* **Exercise material**
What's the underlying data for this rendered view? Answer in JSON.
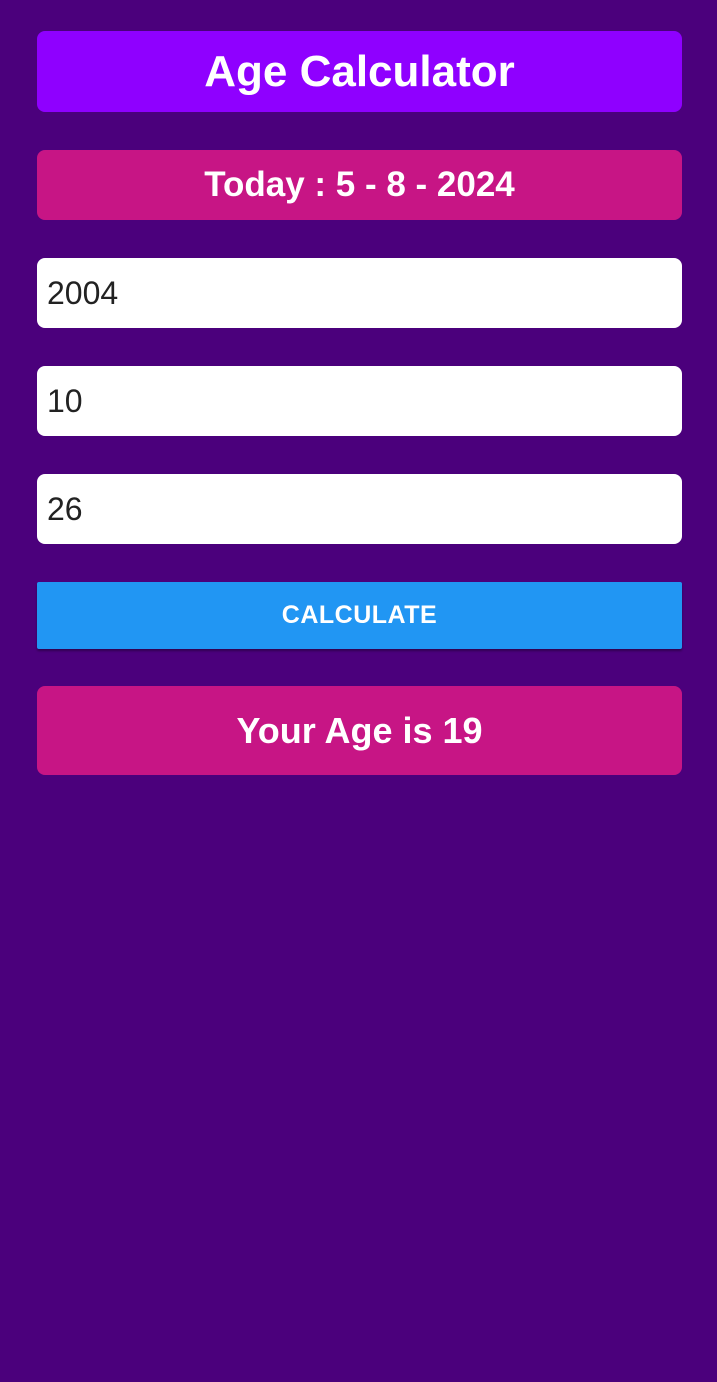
{
  "app": {
    "title": "Age Calculator",
    "today_text": "Today : 5 - 8 - 2024"
  },
  "form": {
    "year_value": "2004",
    "month_value": "10",
    "day_value": "26",
    "calculate_label": "CALCULATE"
  },
  "result": {
    "text": "Your Age is 19"
  },
  "colors": {
    "background": "#4b007c",
    "title_bar": "#8f00ff",
    "today_bar": "#c71585",
    "button": "#2196f3",
    "result_bar": "#c71585"
  }
}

* **Required task**
Exclude the images and reproduce the remaining data exactly.

* **Solution for this exercise**
What's the underlying data for this rendered view? Answer in JSON.
{
  "app": {
    "title": "Age Calculator",
    "today_text": "Today : 5 - 8 - 2024"
  },
  "form": {
    "year_value": "2004",
    "month_value": "10",
    "day_value": "26",
    "calculate_label": "CALCULATE"
  },
  "result": {
    "text": "Your Age is 19"
  },
  "colors": {
    "background": "#4b007c",
    "title_bar": "#8f00ff",
    "today_bar": "#c71585",
    "button": "#2196f3",
    "result_bar": "#c71585"
  }
}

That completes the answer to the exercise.